---- Records for this exercise

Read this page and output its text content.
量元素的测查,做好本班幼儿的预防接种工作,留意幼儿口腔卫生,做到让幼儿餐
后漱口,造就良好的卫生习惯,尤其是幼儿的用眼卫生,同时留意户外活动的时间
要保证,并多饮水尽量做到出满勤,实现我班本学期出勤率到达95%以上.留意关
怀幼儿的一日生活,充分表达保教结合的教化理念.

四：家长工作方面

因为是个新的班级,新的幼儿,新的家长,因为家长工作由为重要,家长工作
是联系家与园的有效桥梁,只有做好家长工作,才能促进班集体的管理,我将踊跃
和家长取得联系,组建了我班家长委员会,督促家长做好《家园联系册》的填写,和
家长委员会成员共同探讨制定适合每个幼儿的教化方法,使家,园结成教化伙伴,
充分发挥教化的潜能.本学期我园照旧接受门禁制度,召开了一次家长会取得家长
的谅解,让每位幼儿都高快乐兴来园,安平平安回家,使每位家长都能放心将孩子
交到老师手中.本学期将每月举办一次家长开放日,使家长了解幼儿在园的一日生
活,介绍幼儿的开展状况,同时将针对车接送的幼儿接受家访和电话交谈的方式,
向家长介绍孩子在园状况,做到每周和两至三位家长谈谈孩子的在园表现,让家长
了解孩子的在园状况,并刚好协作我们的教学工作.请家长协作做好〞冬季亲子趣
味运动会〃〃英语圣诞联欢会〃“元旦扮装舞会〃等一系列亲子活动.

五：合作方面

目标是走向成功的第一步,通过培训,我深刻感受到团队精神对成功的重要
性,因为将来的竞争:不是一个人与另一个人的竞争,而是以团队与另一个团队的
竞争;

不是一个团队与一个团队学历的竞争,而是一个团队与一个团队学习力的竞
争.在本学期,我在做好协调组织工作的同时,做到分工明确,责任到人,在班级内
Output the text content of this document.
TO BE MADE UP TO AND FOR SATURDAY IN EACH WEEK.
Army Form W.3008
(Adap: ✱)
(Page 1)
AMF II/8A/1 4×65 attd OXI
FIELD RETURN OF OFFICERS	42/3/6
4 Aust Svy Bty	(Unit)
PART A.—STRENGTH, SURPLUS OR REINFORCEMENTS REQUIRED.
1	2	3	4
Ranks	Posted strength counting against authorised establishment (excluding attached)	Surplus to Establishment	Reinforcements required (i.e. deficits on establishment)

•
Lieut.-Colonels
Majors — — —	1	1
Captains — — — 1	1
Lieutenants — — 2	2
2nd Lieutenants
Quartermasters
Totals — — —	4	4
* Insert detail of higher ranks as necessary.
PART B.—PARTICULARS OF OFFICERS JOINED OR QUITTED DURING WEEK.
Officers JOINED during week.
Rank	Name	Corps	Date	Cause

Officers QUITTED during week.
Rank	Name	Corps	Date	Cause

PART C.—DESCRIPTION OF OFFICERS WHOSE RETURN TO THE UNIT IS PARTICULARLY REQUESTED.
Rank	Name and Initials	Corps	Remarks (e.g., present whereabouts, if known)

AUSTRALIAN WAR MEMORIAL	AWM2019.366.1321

--------

◆ **Exercise brief**
Copy each record from above without leaving any out.

◆ **Response for this exercise**
Read this page and output its text content.
量元素的测查,做好本班幼儿的预防接种工作,留意幼儿口腔卫生,做到让幼儿餐
后漱口,造就良好的卫生习惯,尤其是幼儿的用眼卫生,同时留意户外活动的时间
要保证,并多饮水尽量做到出满勤,实现我班本学期出勤率到达95%以上.留意关
怀幼儿的一日生活,充分表达保教结合的教化理念.

四：家长工作方面

因为是个新的班级,新的幼儿,新的家长,因为家长工作由为重要,家长工作
是联系家与园的有效桥梁,只有做好家长工作,才能促进班集体的管理,我将踊跃
和家长取得联系,组建了我班家长委员会,督促家长做好《家园联系册》的填写,和
家长委员会成员共同探讨制定适合每个幼儿的教化方法,使家,园结成教化伙伴,
充分发挥教化的潜能.本学期我园照旧接受门禁制度,召开了一次家长会取得家长
的谅解,让每位幼儿都高快乐兴来园,安平平安回家,使每位家长都能放心将孩子
交到老师手中.本学期将每月举办一次家长开放日,使家长了解幼儿在园的一日生
活,介绍幼儿的开展状况,同时将针对车接送的幼儿接受家访和电话交谈的方式,
向家长介绍孩子在园状况,做到每周和两至三位家长谈谈孩子的在园表现,让家长
了解孩子的在园状况,并刚好协作我们的教学工作.请家长协作做好〞冬季亲子趣
味运动会〃〃英语圣诞联欢会〃“元旦扮装舞会〃等一系列亲子活动.

五：合作方面

目标是走向成功的第一步,通过培训,我深刻感受到团队精神对成功的重要
性,因为将来的竞争:不是一个人与另一个人的竞争,而是以团队与另一个团队的
竞争;

不是一个团队与一个团队学历的竞争,而是一个团队与一个团队学习力的竞
争.在本学期,我在做好协调组织工作的同时,做到分工明确,责任到人,在班级内
Output the text content of this document.
TO BE MADE UP TO AND FOR SATURDAY IN EACH WEEK.
Army Form W.3008
(Adap: ✱)
(Page 1)
AMF II/8A/1 4×65 attd OXI
FIELD RETURN OF OFFICERS	42/3/6
4 Aust Svy Bty	(Unit)
PART A.—STRENGTH, SURPLUS OR REINFORCEMENTS REQUIRED.
1	2	3	4
Ranks	Posted strength counting against authorised establishment (excluding attached)	Surplus to Establishment	Reinforcements required (i.e. deficits on establishment)

•
Lieut.-Colonels
Majors — — —	1	1
Captains — — — 1	1
Lieutenants — — 2	2
2nd Lieutenants
Quartermasters
Totals — — —	4	4
* Insert detail of higher ranks as necessary.
PART B.—PARTICULARS OF OFFICERS JOINED OR QUITTED DURING WEEK.
Officers JOINED during week.
Rank	Name	Corps	Date	Cause

Officers QUITTED during week.
Rank	Name	Corps	Date	Cause

PART C.—DESCRIPTION OF OFFICERS WHOSE RETURN TO THE UNIT IS PARTICULARLY REQUESTED.
Rank	Name and Initials	Corps	Remarks (e.g., present whereabouts, if known)

AUSTRALIAN WAR MEMORIAL	AWM2019.366.1321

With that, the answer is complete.